- Extracted data entries:
________________________

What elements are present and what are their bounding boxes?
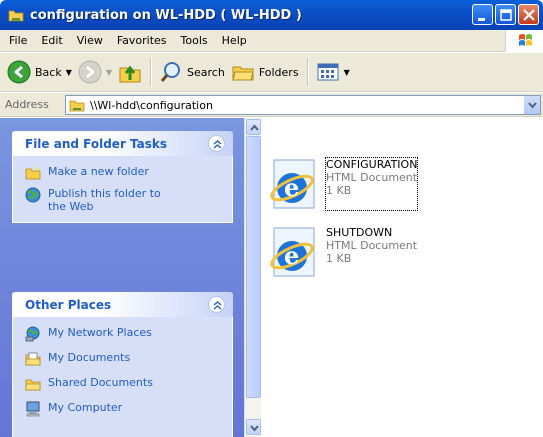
- task-make-new-folder[interactable]: Make a new folder: [25, 165, 232, 181]
- place-label: Shared Documents: [48, 376, 153, 389]
- task-publish-web[interactable]: Publish this folder to the Web: [25, 187, 232, 213]
- network-places-icon: [25, 326, 40, 342]
- close-button[interactable]: [518, 4, 539, 25]
- windows-flag-icon: [519, 34, 532, 46]
- title-bar[interactable]: configuration on WL-HDD ( WL-HDD ): [0, 0, 543, 30]
- scroll-up-icon: [250, 124, 259, 131]
- file-size: 1 KB: [326, 184, 352, 197]
- file-folder-tasks-header[interactable]: File and Folder Tasks: [12, 131, 233, 156]
- my-computer-icon: [26, 401, 40, 417]
- place-computer[interactable]: My Computer: [25, 401, 232, 417]
- menu-view[interactable]: View: [70, 30, 110, 52]
- file-item-shutdown[interactable]: e SHUTDOWN HTML Document 1 KB: [268, 226, 417, 278]
- menu-bar: File Edit View Favorites Tools Help: [0, 30, 543, 52]
- up-folder-icon: [119, 65, 141, 83]
- toolbar-separator: [150, 58, 152, 86]
- other-places-panel: Other Places My Network Places My Docume…: [12, 292, 233, 437]
- scroll-down-button[interactable]: [246, 419, 261, 435]
- chevron-up-icon: [213, 140, 222, 149]
- place-documents[interactable]: My Documents: [25, 351, 232, 367]
- new-folder-icon: [25, 166, 41, 180]
- address-input[interactable]: \\Wl-hdd\configuration: [65, 95, 541, 115]
- panel-title: File and Folder Tasks: [25, 136, 168, 151]
- folders-label: Folders: [258, 65, 299, 79]
- maximize-icon: [500, 9, 512, 21]
- minimize-button[interactable]: [472, 4, 493, 25]
- svg-text:e: e: [284, 173, 299, 202]
- address-bar: Address \\Wl-hdd\configuration: [0, 93, 543, 117]
- place-shared[interactable]: Shared Documents: [25, 376, 232, 392]
- file-folder-tasks-panel: File and Folder Tasks Make a new folder …: [12, 131, 233, 223]
- my-documents-icon: [25, 352, 41, 366]
- back-arrow-icon: [7, 60, 31, 84]
- ie-document-icon: e: [270, 227, 315, 277]
- menu-file[interactable]: File: [2, 30, 34, 52]
- collapse-button[interactable]: [208, 296, 225, 313]
- task-pane: File and Folder Tasks Make a new folder …: [0, 118, 244, 437]
- file-name: SHUTDOWN: [326, 226, 393, 239]
- file-info: SHUTDOWN HTML Document 1 KB: [326, 226, 417, 278]
- back-label: Back: [35, 65, 62, 79]
- menu-edit[interactable]: Edit: [34, 30, 69, 52]
- views-icon: [317, 63, 339, 81]
- file-info: CONFIGURATION HTML Document 1 KB: [324, 157, 419, 211]
- panel-body: Make a new folder Publish this folder to…: [12, 156, 233, 223]
- minimize-icon: [478, 18, 485, 21]
- forward-arrow-icon: [78, 60, 102, 84]
- file-item-configuration[interactable]: e CONFIGURATION HTML Document 1 KB: [268, 157, 419, 211]
- publish-web-icon: [25, 187, 41, 203]
- network-folder-icon: [8, 10, 24, 22]
- svg-text:e: e: [284, 241, 299, 270]
- address-value: \\Wl-hdd\configuration: [90, 98, 213, 112]
- place-network[interactable]: My Network Places: [25, 326, 232, 342]
- file-size: 1 KB: [326, 252, 352, 265]
- shared-documents-icon: [25, 379, 41, 391]
- file-list-view[interactable]: e CONFIGURATION HTML Document 1 KB e SHU…: [262, 118, 543, 437]
- file-type: HTML Document: [326, 171, 418, 184]
- menu-help[interactable]: Help: [215, 30, 254, 52]
- file-name: CONFIGURATION: [326, 158, 418, 171]
- menu-tools[interactable]: Tools: [174, 30, 215, 52]
- chevron-up-icon: [213, 301, 222, 310]
- views-button[interactable]: ▼: [313, 55, 353, 89]
- file-type: HTML Document: [326, 239, 418, 252]
- menu-favorites[interactable]: Favorites: [110, 30, 174, 52]
- toolbar-separator: [306, 58, 308, 86]
- place-label: My Documents: [48, 351, 131, 364]
- search-label: Search: [187, 65, 225, 79]
- close-icon: [523, 9, 535, 21]
- folders-icon: [232, 66, 254, 81]
- forward-button[interactable]: ▼: [75, 55, 115, 89]
- network-folder-icon: [69, 100, 85, 112]
- scroll-up-button[interactable]: [246, 119, 261, 135]
- task-label: Publish this folder to the Web: [48, 187, 161, 213]
- search-icon: [160, 62, 181, 82]
- address-label: Address: [5, 98, 49, 111]
- task-label: Make a new folder: [48, 165, 149, 178]
- back-dropdown-icon[interactable]: ▼: [66, 68, 72, 77]
- panel-title: Other Places: [25, 297, 112, 312]
- taskpane-scrollbar[interactable]: [244, 118, 261, 437]
- scroll-thumb[interactable]: [246, 136, 261, 398]
- place-label: My Computer: [48, 401, 123, 414]
- chevron-down-icon: [528, 102, 537, 109]
- folders-button[interactable]: Folders: [228, 55, 302, 89]
- maximize-button[interactable]: [495, 4, 516, 25]
- place-label: My Network Places: [48, 326, 152, 339]
- back-button[interactable]: Back ▼: [4, 55, 75, 89]
- toolbar: Back ▼ ▼ Search Folders ▼: [0, 53, 543, 92]
- ie-document-icon: e: [270, 159, 315, 209]
- up-button[interactable]: [115, 55, 145, 89]
- address-dropdown-button[interactable]: [523, 96, 540, 114]
- windows-logo: [505, 30, 543, 52]
- views-dropdown-icon[interactable]: ▼: [344, 68, 350, 77]
- panel-body: My Network Places My Documents Shared Do…: [12, 317, 233, 437]
- window-title: configuration on WL-HDD ( WL-HDD ): [30, 7, 302, 23]
- other-places-header[interactable]: Other Places: [12, 292, 233, 317]
- forward-dropdown-icon[interactable]: ▼: [106, 68, 112, 77]
- scroll-down-icon: [250, 425, 259, 432]
- collapse-button[interactable]: [208, 135, 225, 152]
- search-button[interactable]: Search: [156, 55, 228, 89]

________________________

- Requirement:
Print every line of the entries above word for word, leaving out the pictures.

- The completed task:
What elements are present and what are their bounding boxes?
- task-make-new-folder[interactable]: Make a new folder: [25, 165, 232, 181]
- place-label: Shared Documents: [48, 376, 153, 389]
- task-publish-web[interactable]: Publish this folder to the Web: [25, 187, 232, 213]
- network-places-icon: [25, 326, 40, 342]
- close-button[interactable]: [518, 4, 539, 25]
- windows-flag-icon: [519, 34, 532, 46]
- title-bar[interactable]: configuration on WL-HDD ( WL-HDD ): [0, 0, 543, 30]
- scroll-up-icon: [250, 124, 259, 131]
- file-size: 1 KB: [326, 184, 352, 197]
- file-folder-tasks-header[interactable]: File and Folder Tasks: [12, 131, 233, 156]
- my-computer-icon: [26, 401, 40, 417]
- place-computer[interactable]: My Computer: [25, 401, 232, 417]
- menu-view[interactable]: View: [70, 30, 110, 52]
- file-item-shutdown[interactable]: e SHUTDOWN HTML Document 1 KB: [268, 226, 417, 278]
- menu-bar: File Edit View Favorites Tools Help: [0, 30, 543, 52]
- up-folder-icon: [119, 65, 141, 83]
- toolbar-separator: [150, 58, 152, 86]
- other-places-panel: Other Places My Network Places My Docume…: [12, 292, 233, 437]
- scroll-down-button[interactable]: [246, 419, 261, 435]
- chevron-up-icon: [213, 140, 222, 149]
- place-documents[interactable]: My Documents: [25, 351, 232, 367]
- new-folder-icon: [25, 166, 41, 180]
- address-input[interactable]: \\Wl-hdd\configuration: [65, 95, 541, 115]
- panel-title: File and Folder Tasks: [25, 136, 168, 151]
- folders-label: Folders: [258, 65, 299, 79]
- maximize-icon: [500, 9, 512, 21]
- minimize-button[interactable]: [472, 4, 493, 25]
- svg-text:e: e: [284, 173, 299, 202]
- address-bar: Address \\Wl-hdd\configuration: [0, 93, 543, 117]
- place-shared[interactable]: Shared Documents: [25, 376, 232, 392]
- file-folder-tasks-panel: File and Folder Tasks Make a new folder …: [12, 131, 233, 223]
- my-documents-icon: [25, 352, 41, 366]
- back-arrow-icon: [7, 60, 31, 84]
- ie-document-icon: e: [270, 227, 315, 277]
- menu-file[interactable]: File: [2, 30, 34, 52]
- collapse-button[interactable]: [208, 296, 225, 313]
- task-pane: File and Folder Tasks Make a new folder …: [0, 118, 244, 437]
- file-name: SHUTDOWN: [326, 226, 393, 239]
- file-info: SHUTDOWN HTML Document 1 KB: [326, 226, 417, 278]
- back-label: Back: [35, 65, 62, 79]
- menu-edit[interactable]: Edit: [34, 30, 69, 52]
- views-icon: [317, 63, 339, 81]
- file-info: CONFIGURATION HTML Document 1 KB: [324, 157, 419, 211]
- panel-body: Make a new folder Publish this folder to…: [12, 156, 233, 223]
- minimize-icon: [478, 18, 485, 21]
- forward-arrow-icon: [78, 60, 102, 84]
- file-item-configuration[interactable]: e CONFIGURATION HTML Document 1 KB: [268, 157, 419, 211]
- publish-web-icon: [25, 187, 41, 203]
- network-folder-icon: [8, 10, 24, 22]
- svg-text:e: e: [284, 241, 299, 270]
- address-value: \\Wl-hdd\configuration: [90, 98, 213, 112]
- place-network[interactable]: My Network Places: [25, 326, 232, 342]
- file-size: 1 KB: [326, 252, 352, 265]
- shared-documents-icon: [25, 379, 41, 391]
- file-list-view[interactable]: e CONFIGURATION HTML Document 1 KB e SHU…: [262, 118, 543, 437]
- file-type: HTML Document: [326, 171, 418, 184]
- menu-help[interactable]: Help: [215, 30, 254, 52]
- file-name: CONFIGURATION: [326, 158, 418, 171]
- menu-tools[interactable]: Tools: [174, 30, 215, 52]
- chevron-up-icon: [213, 301, 222, 310]
- views-button[interactable]: ▼: [313, 55, 353, 89]
- file-type: HTML Document: [326, 239, 418, 252]
- menu-favorites[interactable]: Favorites: [110, 30, 174, 52]
- toolbar-separator: [306, 58, 308, 86]
- place-label: My Documents: [48, 351, 131, 364]
- search-label: Search: [187, 65, 225, 79]
- close-icon: [523, 9, 535, 21]
- folders-icon: [232, 66, 254, 81]
- forward-button[interactable]: ▼: [75, 55, 115, 89]
- network-folder-icon: [69, 100, 85, 112]
- scroll-up-button[interactable]: [246, 119, 261, 135]
- task-label: Publish this folder to the Web: [48, 187, 161, 213]
- search-icon: [160, 62, 181, 82]
- address-label: Address: [5, 98, 49, 111]
- task-label: Make a new folder: [48, 165, 149, 178]
- back-dropdown-icon[interactable]: ▼: [66, 68, 72, 77]
- panel-title: Other Places: [25, 297, 112, 312]
- taskpane-scrollbar[interactable]: [244, 118, 261, 437]
- scroll-thumb[interactable]: [246, 136, 261, 398]
- place-label: My Computer: [48, 401, 123, 414]
- chevron-down-icon: [528, 102, 537, 109]
- folders-button[interactable]: Folders: [228, 55, 302, 89]
- maximize-button[interactable]: [495, 4, 516, 25]
- place-label: My Network Places: [48, 326, 152, 339]
- back-button[interactable]: Back ▼: [4, 55, 75, 89]
- toolbar: Back ▼ ▼ Search Folders ▼: [0, 53, 543, 92]
- ie-document-icon: e: [270, 159, 315, 209]
- up-button[interactable]: [115, 55, 145, 89]
- address-dropdown-button[interactable]: [523, 96, 540, 114]
- windows-logo: [505, 30, 543, 52]
- views-dropdown-icon[interactable]: ▼: [344, 68, 350, 77]
- panel-body: My Network Places My Documents Shared Do…: [12, 317, 233, 437]
- window-title: configuration on WL-HDD ( WL-HDD ): [30, 7, 302, 23]
- other-places-header[interactable]: Other Places: [12, 292, 233, 317]
- forward-dropdown-icon[interactable]: ▼: [106, 68, 112, 77]
- scroll-down-icon: [250, 425, 259, 432]
- collapse-button[interactable]: [208, 135, 225, 152]
- search-button[interactable]: Search: [156, 55, 228, 89]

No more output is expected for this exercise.